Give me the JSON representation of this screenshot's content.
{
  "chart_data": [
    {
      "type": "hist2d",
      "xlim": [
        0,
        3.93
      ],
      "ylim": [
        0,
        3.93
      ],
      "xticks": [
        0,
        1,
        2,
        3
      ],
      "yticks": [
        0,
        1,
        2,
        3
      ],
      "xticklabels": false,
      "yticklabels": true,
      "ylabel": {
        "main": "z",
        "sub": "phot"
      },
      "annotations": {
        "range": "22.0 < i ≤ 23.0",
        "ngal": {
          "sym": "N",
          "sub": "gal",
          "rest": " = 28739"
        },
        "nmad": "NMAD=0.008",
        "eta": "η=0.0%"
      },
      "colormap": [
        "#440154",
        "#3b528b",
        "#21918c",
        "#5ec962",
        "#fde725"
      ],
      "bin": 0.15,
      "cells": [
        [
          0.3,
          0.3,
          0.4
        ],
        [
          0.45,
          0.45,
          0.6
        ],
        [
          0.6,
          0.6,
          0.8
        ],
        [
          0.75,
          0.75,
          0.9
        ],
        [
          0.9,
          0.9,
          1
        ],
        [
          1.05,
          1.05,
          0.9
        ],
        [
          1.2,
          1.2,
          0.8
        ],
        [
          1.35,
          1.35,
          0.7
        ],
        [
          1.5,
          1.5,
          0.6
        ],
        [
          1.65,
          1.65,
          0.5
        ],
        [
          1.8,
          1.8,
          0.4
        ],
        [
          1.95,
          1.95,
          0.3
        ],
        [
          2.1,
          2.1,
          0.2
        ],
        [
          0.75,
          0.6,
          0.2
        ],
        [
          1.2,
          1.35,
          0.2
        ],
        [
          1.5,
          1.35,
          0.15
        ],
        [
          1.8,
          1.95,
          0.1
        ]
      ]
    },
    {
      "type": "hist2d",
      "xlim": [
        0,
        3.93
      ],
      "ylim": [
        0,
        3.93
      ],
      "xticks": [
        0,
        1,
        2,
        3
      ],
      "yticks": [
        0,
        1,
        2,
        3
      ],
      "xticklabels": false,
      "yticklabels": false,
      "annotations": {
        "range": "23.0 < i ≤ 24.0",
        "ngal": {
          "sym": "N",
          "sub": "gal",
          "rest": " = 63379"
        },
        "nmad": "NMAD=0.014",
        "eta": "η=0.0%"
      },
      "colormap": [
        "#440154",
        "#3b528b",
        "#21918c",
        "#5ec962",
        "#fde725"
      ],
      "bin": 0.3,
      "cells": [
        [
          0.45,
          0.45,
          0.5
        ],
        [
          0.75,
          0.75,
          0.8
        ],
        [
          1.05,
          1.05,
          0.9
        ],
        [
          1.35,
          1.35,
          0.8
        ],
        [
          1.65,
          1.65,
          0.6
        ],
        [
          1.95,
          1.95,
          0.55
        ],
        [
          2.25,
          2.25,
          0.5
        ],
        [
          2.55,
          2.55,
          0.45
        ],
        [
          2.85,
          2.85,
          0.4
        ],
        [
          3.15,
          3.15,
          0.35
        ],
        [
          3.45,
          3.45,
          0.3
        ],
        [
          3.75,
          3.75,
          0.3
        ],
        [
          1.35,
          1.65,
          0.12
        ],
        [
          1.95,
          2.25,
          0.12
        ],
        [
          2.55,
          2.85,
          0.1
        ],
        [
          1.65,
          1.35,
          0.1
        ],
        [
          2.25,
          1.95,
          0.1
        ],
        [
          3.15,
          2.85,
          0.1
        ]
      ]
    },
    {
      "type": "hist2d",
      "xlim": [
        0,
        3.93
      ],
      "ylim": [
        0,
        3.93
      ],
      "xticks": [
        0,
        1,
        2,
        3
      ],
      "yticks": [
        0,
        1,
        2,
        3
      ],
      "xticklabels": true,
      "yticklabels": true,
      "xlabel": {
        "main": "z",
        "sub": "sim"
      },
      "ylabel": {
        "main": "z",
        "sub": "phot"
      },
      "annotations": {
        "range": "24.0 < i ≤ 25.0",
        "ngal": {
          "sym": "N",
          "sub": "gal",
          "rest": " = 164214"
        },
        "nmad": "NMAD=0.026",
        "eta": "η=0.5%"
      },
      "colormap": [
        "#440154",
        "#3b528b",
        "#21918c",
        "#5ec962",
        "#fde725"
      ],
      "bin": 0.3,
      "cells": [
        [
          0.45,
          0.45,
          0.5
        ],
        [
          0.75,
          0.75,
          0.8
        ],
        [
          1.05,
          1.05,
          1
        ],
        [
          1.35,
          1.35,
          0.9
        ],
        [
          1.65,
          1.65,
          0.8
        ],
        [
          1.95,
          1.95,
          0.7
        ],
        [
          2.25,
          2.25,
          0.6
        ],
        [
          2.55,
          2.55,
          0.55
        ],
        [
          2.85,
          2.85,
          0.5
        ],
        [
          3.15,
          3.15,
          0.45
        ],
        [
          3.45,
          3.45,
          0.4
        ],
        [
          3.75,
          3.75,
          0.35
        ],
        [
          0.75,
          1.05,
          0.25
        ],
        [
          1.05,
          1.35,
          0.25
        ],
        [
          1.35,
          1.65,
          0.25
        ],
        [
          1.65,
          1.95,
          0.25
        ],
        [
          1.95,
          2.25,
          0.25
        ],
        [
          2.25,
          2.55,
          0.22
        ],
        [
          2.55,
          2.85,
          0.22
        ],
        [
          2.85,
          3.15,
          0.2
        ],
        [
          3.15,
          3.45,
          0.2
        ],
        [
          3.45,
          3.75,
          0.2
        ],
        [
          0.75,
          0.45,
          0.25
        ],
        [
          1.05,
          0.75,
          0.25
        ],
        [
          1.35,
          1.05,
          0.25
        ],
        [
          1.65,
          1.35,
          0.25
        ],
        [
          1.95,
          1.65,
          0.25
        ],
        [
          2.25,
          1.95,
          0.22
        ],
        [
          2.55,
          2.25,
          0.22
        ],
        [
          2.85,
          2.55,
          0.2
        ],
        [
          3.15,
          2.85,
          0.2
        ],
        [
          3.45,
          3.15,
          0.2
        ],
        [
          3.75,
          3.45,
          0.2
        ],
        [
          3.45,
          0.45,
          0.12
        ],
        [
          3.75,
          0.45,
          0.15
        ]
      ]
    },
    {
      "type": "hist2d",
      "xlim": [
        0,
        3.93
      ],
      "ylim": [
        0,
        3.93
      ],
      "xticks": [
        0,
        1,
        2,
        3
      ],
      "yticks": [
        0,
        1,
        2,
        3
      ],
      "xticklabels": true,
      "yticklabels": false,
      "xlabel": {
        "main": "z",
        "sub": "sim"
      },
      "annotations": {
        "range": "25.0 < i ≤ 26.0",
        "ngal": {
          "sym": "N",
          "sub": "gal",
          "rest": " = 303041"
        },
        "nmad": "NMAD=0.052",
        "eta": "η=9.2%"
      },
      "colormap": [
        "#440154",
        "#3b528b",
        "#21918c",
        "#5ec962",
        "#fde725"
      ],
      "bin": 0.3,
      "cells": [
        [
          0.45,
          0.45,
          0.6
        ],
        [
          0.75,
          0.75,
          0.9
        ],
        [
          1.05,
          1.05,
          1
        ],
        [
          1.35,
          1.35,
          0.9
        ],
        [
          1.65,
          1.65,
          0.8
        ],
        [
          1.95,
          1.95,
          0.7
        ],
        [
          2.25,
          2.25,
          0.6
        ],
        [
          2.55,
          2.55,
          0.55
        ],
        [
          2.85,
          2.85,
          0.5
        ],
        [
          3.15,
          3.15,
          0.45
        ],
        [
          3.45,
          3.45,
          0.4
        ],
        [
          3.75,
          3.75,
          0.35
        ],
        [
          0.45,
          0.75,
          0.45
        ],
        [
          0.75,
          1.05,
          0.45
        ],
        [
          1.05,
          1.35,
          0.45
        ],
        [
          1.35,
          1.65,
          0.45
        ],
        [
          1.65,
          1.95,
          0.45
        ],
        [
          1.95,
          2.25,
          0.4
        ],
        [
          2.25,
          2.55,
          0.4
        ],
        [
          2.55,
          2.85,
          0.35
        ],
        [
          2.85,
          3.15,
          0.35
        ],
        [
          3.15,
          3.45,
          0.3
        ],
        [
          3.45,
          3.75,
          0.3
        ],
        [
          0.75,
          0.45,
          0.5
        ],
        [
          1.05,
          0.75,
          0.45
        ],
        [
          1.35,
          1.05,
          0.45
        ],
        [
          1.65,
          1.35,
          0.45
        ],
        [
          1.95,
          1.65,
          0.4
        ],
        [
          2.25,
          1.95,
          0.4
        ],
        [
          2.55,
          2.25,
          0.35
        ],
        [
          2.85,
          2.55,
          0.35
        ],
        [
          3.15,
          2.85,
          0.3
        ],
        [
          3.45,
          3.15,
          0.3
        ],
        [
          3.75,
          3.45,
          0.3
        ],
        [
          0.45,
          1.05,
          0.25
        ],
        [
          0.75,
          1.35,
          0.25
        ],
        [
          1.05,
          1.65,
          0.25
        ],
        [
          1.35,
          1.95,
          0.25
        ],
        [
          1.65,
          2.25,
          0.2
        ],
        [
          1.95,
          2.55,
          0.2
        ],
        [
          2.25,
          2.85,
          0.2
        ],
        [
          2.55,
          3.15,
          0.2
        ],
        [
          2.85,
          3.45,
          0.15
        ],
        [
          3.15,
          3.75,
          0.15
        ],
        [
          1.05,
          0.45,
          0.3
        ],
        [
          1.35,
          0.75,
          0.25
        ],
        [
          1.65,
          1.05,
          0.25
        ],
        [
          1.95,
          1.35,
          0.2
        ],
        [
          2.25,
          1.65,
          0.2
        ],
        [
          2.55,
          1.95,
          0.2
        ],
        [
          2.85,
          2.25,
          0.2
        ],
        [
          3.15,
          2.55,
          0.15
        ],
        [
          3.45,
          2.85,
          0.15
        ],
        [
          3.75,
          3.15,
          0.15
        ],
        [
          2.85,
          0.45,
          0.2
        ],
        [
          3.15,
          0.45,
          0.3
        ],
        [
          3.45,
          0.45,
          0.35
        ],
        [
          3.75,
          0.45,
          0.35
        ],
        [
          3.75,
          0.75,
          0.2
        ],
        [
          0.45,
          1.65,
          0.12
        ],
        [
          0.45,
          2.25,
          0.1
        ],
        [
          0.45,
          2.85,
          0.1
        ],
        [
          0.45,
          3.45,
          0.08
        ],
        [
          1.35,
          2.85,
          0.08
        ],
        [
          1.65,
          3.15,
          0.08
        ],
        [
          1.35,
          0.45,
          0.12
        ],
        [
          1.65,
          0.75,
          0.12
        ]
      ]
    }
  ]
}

----

- **Your goal**
In the entries above, count every line containing the word "range". Write only the total.

- **Reply to the exercise**
4